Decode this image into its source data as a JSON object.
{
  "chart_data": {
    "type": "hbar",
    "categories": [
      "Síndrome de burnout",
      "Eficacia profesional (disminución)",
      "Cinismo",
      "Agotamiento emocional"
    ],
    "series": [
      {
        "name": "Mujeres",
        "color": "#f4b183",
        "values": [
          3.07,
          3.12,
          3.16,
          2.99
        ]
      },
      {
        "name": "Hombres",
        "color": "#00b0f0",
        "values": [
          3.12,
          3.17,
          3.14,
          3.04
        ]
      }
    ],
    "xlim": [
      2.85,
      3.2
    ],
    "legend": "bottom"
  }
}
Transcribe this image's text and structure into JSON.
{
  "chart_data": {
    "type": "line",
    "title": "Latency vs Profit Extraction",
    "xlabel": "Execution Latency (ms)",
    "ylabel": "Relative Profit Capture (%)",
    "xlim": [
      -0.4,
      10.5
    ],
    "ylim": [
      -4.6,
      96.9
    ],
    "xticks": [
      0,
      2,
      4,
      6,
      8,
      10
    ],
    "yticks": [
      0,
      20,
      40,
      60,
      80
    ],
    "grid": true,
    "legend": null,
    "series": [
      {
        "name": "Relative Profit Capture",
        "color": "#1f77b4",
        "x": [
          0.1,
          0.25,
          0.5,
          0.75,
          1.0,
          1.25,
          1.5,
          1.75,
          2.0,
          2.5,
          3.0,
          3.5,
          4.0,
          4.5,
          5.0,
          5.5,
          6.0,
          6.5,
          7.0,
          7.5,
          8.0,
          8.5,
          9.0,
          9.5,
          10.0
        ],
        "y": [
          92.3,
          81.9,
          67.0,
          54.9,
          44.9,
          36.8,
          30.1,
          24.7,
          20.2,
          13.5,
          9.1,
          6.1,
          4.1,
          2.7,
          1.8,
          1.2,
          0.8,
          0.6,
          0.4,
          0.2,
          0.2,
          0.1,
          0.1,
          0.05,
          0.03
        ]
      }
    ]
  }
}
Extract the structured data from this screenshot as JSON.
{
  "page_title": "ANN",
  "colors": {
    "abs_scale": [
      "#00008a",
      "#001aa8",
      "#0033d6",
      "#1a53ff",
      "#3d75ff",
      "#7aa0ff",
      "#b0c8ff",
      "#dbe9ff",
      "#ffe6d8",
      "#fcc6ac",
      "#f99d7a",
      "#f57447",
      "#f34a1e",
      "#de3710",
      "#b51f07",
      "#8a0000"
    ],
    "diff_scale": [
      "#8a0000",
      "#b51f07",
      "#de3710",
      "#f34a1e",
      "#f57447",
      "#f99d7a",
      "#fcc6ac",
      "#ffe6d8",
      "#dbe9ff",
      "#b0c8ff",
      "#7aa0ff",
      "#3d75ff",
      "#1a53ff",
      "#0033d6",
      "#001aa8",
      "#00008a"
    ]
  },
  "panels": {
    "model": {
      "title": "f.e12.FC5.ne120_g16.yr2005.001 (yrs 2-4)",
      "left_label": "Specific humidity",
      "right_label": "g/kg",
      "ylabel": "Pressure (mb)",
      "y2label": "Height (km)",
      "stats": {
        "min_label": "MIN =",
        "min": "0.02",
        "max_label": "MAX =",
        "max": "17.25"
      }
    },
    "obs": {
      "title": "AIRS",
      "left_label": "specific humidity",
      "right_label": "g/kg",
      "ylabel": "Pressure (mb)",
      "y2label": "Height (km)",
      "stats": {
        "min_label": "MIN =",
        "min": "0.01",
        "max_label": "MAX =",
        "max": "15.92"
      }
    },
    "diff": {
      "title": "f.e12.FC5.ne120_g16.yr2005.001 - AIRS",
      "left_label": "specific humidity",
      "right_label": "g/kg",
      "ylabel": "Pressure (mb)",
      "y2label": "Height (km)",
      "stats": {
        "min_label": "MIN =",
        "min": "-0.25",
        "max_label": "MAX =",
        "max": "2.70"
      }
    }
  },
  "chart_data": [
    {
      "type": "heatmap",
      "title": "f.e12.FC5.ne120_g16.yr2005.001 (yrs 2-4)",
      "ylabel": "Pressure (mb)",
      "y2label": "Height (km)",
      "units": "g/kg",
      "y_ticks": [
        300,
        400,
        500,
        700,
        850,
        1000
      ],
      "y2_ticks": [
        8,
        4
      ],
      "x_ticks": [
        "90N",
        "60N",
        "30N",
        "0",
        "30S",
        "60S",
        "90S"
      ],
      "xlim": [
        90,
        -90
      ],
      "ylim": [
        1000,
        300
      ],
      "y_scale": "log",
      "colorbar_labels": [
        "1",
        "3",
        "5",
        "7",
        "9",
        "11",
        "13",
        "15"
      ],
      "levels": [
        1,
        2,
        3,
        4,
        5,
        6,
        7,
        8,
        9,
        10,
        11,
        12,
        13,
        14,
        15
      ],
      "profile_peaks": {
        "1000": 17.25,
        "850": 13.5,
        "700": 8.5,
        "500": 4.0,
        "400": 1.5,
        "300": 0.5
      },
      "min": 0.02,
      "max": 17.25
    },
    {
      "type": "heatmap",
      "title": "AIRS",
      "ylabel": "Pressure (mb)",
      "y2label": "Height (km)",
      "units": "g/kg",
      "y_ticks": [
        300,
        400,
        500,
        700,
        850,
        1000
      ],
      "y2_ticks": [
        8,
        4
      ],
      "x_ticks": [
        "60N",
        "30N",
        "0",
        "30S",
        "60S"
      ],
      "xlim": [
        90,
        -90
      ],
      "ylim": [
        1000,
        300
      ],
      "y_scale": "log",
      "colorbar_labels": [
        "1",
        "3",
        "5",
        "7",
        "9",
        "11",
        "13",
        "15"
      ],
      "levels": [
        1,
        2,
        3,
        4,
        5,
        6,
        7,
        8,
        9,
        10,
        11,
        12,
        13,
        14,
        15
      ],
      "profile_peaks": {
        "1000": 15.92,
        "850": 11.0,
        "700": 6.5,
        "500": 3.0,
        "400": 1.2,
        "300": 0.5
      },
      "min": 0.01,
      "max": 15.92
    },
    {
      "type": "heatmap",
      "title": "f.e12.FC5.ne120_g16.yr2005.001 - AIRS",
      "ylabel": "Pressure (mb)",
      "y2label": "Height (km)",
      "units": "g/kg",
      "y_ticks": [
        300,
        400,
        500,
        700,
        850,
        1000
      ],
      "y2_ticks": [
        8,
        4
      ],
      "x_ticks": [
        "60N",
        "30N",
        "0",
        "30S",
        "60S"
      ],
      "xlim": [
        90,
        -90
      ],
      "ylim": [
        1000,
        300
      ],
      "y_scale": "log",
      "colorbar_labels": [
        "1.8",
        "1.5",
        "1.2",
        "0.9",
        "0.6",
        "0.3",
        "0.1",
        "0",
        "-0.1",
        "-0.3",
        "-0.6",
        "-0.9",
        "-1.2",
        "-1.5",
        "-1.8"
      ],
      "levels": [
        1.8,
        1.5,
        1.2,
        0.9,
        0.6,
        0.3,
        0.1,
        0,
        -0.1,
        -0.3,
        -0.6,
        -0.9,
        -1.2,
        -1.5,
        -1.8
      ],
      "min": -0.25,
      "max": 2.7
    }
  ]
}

= What you will do =
Write out every line of the material again, exactly as it reads.

= Expected output =
Decode this image into its source data as a JSON object.
{
  "chart_data": {
    "type": "hbar",
    "categories": [
      "Síndrome de burnout",
      "Eficacia profesional (disminución)",
      "Cinismo",
      "Agotamiento emocional"
    ],
    "series": [
      {
        "name": "Mujeres",
        "color": "#f4b183",
        "values": [
          3.07,
          3.12,
          3.16,
          2.99
        ]
      },
      {
        "name": "Hombres",
        "color": "#00b0f0",
        "values": [
          3.12,
          3.17,
          3.14,
          3.04
        ]
      }
    ],
    "xlim": [
      2.85,
      3.2
    ],
    "legend": "bottom"
  }
}
Transcribe this image's text and structure into JSON.
{
  "chart_data": {
    "type": "line",
    "title": "Latency vs Profit Extraction",
    "xlabel": "Execution Latency (ms)",
    "ylabel": "Relative Profit Capture (%)",
    "xlim": [
      -0.4,
      10.5
    ],
    "ylim": [
      -4.6,
      96.9
    ],
    "xticks": [
      0,
      2,
      4,
      6,
      8,
      10
    ],
    "yticks": [
      0,
      20,
      40,
      60,
      80
    ],
    "grid": true,
    "legend": null,
    "series": [
      {
        "name": "Relative Profit Capture",
        "color": "#1f77b4",
        "x": [
          0.1,
          0.25,
          0.5,
          0.75,
          1.0,
          1.25,
          1.5,
          1.75,
          2.0,
          2.5,
          3.0,
          3.5,
          4.0,
          4.5,
          5.0,
          5.5,
          6.0,
          6.5,
          7.0,
          7.5,
          8.0,
          8.5,
          9.0,
          9.5,
          10.0
        ],
        "y": [
          92.3,
          81.9,
          67.0,
          54.9,
          44.9,
          36.8,
          30.1,
          24.7,
          20.2,
          13.5,
          9.1,
          6.1,
          4.1,
          2.7,
          1.8,
          1.2,
          0.8,
          0.6,
          0.4,
          0.2,
          0.2,
          0.1,
          0.1,
          0.05,
          0.03
        ]
      }
    ]
  }
}
Extract the structured data from this screenshot as JSON.
{
  "page_title": "ANN",
  "colors": {
    "abs_scale": [
      "#00008a",
      "#001aa8",
      "#0033d6",
      "#1a53ff",
      "#3d75ff",
      "#7aa0ff",
      "#b0c8ff",
      "#dbe9ff",
      "#ffe6d8",
      "#fcc6ac",
      "#f99d7a",
      "#f57447",
      "#f34a1e",
      "#de3710",
      "#b51f07",
      "#8a0000"
    ],
    "diff_scale": [
      "#8a0000",
      "#b51f07",
      "#de3710",
      "#f34a1e",
      "#f57447",
      "#f99d7a",
      "#fcc6ac",
      "#ffe6d8",
      "#dbe9ff",
      "#b0c8ff",
      "#7aa0ff",
      "#3d75ff",
      "#1a53ff",
      "#0033d6",
      "#001aa8",
      "#00008a"
    ]
  },
  "panels": {
    "model": {
      "title": "f.e12.FC5.ne120_g16.yr2005.001 (yrs 2-4)",
      "left_label": "Specific humidity",
      "right_label": "g/kg",
      "ylabel": "Pressure (mb)",
      "y2label": "Height (km)",
      "stats": {
        "min_label": "MIN =",
        "min": "0.02",
        "max_label": "MAX =",
        "max": "17.25"
      }
    },
    "obs": {
      "title": "AIRS",
      "left_label": "specific humidity",
      "right_label": "g/kg",
      "ylabel": "Pressure (mb)",
      "y2label": "Height (km)",
      "stats": {
        "min_label": "MIN =",
        "min": "0.01",
        "max_label": "MAX =",
        "max": "15.92"
      }
    },
    "diff": {
      "title": "f.e12.FC5.ne120_g16.yr2005.001 - AIRS",
      "left_label": "specific humidity",
      "right_label": "g/kg",
      "ylabel": "Pressure (mb)",
      "y2label": "Height (km)",
      "stats": {
        "min_label": "MIN =",
        "min": "-0.25",
        "max_label": "MAX =",
        "max": "2.70"
      }
    }
  },
  "chart_data": [
    {
      "type": "heatmap",
      "title": "f.e12.FC5.ne120_g16.yr2005.001 (yrs 2-4)",
      "ylabel": "Pressure (mb)",
      "y2label": "Height (km)",
      "units": "g/kg",
      "y_ticks": [
        300,
        400,
        500,
        700,
        850,
        1000
      ],
      "y2_ticks": [
        8,
        4
      ],
      "x_ticks": [
        "90N",
        "60N",
        "30N",
        "0",
        "30S",
        "60S",
        "90S"
      ],
      "xlim": [
        90,
        -90
      ],
      "ylim": [
        1000,
        300
      ],
      "y_scale": "log",
      "colorbar_labels": [
        "1",
        "3",
        "5",
        "7",
        "9",
        "11",
        "13",
        "15"
      ],
      "levels": [
        1,
        2,
        3,
        4,
        5,
        6,
        7,
        8,
        9,
        10,
        11,
        12,
        13,
        14,
        15
      ],
      "profile_peaks": {
        "1000": 17.25,
        "850": 13.5,
        "700": 8.5,
        "500": 4.0,
        "400": 1.5,
        "300": 0.5
      },
      "min": 0.02,
      "max": 17.25
    },
    {
      "type": "heatmap",
      "title": "AIRS",
      "ylabel": "Pressure (mb)",
      "y2label": "Height (km)",
      "units": "g/kg",
      "y_ticks": [
        300,
        400,
        500,
        700,
        850,
        1000
      ],
      "y2_ticks": [
        8,
        4
      ],
      "x_ticks": [
        "60N",
        "30N",
        "0",
        "30S",
        "60S"
      ],
      "xlim": [
        90,
        -90
      ],
      "ylim": [
        1000,
        300
      ],
      "y_scale": "log",
      "colorbar_labels": [
        "1",
        "3",
        "5",
        "7",
        "9",
        "11",
        "13",
        "15"
      ],
      "levels": [
        1,
        2,
        3,
        4,
        5,
        6,
        7,
        8,
        9,
        10,
        11,
        12,
        13,
        14,
        15
      ],
      "profile_peaks": {
        "1000": 15.92,
        "850": 11.0,
        "700": 6.5,
        "500": 3.0,
        "400": 1.2,
        "300": 0.5
      },
      "min": 0.01,
      "max": 15.92
    },
    {
      "type": "heatmap",
      "title": "f.e12.FC5.ne120_g16.yr2005.001 - AIRS",
      "ylabel": "Pressure (mb)",
      "y2label": "Height (km)",
      "units": "g/kg",
      "y_ticks": [
        300,
        400,
        500,
        700,
        850,
        1000
      ],
      "y2_ticks": [
        8,
        4
      ],
      "x_ticks": [
        "60N",
        "30N",
        "0",
        "30S",
        "60S"
      ],
      "xlim": [
        90,
        -90
      ],
      "ylim": [
        1000,
        300
      ],
      "y_scale": "log",
      "colorbar_labels": [
        "1.8",
        "1.5",
        "1.2",
        "0.9",
        "0.6",
        "0.3",
        "0.1",
        "0",
        "-0.1",
        "-0.3",
        "-0.6",
        "-0.9",
        "-1.2",
        "-1.5",
        "-1.8"
      ],
      "levels": [
        1.8,
        1.5,
        1.2,
        0.9,
        0.6,
        0.3,
        0.1,
        0,
        -0.1,
        -0.3,
        -0.6,
        -0.9,
        -1.2,
        -1.5,
        -1.8
      ],
      "min": -0.25,
      "max": 2.7
    }
  ]
}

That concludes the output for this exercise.